__Exercise task__:
Quote the items word for word, starting at the very beginning and ending with the line that contains "320, 275, 323]", including both of those lines.

-- BEGIN Rows --

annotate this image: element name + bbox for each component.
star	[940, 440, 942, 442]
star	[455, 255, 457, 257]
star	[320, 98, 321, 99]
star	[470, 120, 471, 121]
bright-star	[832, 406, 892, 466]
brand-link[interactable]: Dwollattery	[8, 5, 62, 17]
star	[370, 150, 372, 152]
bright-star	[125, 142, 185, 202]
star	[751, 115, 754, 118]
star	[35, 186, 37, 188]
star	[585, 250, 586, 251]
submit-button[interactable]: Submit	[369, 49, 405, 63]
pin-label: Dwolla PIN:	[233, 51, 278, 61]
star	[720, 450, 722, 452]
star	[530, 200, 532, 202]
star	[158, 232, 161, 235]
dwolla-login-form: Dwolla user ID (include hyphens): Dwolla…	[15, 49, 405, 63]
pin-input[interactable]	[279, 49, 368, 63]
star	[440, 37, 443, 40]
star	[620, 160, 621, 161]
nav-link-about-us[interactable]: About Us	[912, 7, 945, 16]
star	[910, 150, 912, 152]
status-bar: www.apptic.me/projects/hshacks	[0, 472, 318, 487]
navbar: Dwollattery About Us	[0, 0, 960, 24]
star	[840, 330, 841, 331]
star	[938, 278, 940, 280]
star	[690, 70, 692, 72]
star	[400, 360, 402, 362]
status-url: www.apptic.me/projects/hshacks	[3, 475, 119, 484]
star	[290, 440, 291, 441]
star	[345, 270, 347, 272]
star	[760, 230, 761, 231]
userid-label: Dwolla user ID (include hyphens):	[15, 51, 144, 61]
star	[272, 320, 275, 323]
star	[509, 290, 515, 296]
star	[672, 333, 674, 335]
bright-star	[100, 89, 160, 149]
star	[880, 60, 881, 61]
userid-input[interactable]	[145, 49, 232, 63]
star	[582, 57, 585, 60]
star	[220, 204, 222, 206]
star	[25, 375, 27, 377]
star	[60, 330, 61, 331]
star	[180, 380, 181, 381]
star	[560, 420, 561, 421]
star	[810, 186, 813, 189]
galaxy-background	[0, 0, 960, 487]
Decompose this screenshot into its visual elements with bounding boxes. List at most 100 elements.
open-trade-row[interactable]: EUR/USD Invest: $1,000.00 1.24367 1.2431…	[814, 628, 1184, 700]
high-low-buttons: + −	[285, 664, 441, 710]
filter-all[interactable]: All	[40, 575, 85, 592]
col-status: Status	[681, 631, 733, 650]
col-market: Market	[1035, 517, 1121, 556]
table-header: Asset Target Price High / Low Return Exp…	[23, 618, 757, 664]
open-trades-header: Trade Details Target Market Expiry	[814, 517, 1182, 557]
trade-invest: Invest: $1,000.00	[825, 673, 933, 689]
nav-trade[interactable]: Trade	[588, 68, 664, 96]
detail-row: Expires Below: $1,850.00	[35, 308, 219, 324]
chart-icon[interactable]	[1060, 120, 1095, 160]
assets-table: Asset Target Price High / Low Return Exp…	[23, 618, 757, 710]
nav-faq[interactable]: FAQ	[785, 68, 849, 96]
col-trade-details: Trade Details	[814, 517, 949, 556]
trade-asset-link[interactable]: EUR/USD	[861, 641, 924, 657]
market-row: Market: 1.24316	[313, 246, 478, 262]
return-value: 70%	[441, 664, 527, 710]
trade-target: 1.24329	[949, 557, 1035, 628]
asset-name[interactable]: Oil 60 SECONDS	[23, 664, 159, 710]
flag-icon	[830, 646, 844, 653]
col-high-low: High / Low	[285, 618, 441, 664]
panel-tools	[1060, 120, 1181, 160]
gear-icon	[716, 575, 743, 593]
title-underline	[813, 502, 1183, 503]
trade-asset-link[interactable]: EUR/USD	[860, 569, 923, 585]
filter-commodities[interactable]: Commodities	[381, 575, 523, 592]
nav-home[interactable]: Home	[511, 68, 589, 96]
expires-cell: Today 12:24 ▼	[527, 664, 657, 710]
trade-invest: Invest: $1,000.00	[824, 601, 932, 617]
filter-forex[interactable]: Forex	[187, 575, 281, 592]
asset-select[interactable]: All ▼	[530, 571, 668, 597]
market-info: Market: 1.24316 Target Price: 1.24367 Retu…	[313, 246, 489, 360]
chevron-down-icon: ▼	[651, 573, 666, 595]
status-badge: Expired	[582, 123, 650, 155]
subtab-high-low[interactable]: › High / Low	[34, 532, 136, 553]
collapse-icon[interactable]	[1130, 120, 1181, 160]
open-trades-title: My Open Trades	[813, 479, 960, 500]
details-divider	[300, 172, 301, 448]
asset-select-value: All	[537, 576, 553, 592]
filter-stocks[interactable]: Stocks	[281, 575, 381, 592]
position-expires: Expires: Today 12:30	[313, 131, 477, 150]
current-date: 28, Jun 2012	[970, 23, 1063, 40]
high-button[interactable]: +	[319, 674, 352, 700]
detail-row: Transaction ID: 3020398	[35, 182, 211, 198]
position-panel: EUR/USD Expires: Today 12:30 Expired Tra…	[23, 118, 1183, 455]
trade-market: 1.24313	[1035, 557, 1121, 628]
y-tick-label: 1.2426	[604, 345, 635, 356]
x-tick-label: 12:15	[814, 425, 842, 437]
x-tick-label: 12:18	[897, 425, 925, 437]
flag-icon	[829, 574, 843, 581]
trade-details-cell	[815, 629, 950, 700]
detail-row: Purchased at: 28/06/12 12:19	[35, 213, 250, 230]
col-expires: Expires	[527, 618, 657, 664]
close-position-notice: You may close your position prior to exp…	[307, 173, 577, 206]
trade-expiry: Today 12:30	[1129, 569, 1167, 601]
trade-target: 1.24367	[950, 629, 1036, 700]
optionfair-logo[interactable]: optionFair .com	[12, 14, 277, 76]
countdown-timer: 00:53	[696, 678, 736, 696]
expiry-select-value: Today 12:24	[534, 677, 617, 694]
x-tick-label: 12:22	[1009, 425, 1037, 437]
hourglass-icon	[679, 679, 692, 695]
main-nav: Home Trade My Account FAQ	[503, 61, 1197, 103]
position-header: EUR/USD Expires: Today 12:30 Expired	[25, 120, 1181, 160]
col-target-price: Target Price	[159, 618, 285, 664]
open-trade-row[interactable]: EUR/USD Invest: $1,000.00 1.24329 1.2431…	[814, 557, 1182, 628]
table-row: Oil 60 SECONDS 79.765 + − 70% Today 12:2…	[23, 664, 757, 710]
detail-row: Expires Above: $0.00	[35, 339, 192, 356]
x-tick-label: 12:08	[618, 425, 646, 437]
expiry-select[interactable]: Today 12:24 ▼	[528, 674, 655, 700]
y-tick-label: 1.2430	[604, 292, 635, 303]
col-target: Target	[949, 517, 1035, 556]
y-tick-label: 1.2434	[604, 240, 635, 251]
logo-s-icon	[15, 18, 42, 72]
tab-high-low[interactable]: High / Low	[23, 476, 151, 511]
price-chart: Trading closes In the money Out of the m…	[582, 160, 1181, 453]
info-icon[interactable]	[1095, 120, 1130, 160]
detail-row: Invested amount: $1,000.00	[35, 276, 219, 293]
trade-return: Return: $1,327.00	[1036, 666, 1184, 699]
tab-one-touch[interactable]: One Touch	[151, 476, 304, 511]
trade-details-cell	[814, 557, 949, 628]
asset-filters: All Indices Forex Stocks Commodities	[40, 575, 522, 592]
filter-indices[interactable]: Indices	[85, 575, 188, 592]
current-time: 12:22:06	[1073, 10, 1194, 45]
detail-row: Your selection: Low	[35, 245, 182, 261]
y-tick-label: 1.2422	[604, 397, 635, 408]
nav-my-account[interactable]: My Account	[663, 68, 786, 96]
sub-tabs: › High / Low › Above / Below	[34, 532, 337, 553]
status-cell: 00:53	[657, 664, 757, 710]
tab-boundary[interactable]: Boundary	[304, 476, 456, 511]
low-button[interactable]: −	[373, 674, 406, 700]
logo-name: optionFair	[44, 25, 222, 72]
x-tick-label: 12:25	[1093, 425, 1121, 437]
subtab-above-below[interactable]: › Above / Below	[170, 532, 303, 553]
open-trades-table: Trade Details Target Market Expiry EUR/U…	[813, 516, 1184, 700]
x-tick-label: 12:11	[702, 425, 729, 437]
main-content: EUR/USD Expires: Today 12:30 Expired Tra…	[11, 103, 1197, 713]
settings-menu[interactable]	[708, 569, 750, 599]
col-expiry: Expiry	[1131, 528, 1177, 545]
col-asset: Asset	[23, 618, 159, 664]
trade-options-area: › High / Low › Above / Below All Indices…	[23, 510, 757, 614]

-- END Rows --

__Solution to this problem__:
annotate this image: element name + bbox for each component.
star	[940, 440, 942, 442]
star	[455, 255, 457, 257]
star	[320, 98, 321, 99]
star	[470, 120, 471, 121]
bright-star	[832, 406, 892, 466]
brand-link[interactable]: Dwollattery	[8, 5, 62, 17]
star	[370, 150, 372, 152]
bright-star	[125, 142, 185, 202]
star	[751, 115, 754, 118]
star	[35, 186, 37, 188]
star	[585, 250, 586, 251]
submit-button[interactable]: Submit	[369, 49, 405, 63]
pin-label: Dwolla PIN:	[233, 51, 278, 61]
star	[720, 450, 722, 452]
star	[530, 200, 532, 202]
star	[158, 232, 161, 235]
dwolla-login-form: Dwolla user ID (include hyphens): Dwolla…	[15, 49, 405, 63]
pin-input[interactable]	[279, 49, 368, 63]
star	[440, 37, 443, 40]
star	[620, 160, 621, 161]
nav-link-about-us[interactable]: About Us	[912, 7, 945, 16]
star	[910, 150, 912, 152]
status-bar: www.apptic.me/projects/hshacks	[0, 472, 318, 487]
navbar: Dwollattery About Us	[0, 0, 960, 24]
star	[840, 330, 841, 331]
star	[938, 278, 940, 280]
star	[690, 70, 692, 72]
star	[400, 360, 402, 362]
status-url: www.apptic.me/projects/hshacks	[3, 475, 119, 484]
star	[290, 440, 291, 441]
star	[345, 270, 347, 272]
star	[760, 230, 761, 231]
userid-label: Dwolla user ID (include hyphens):	[15, 51, 144, 61]
star	[272, 320, 275, 323]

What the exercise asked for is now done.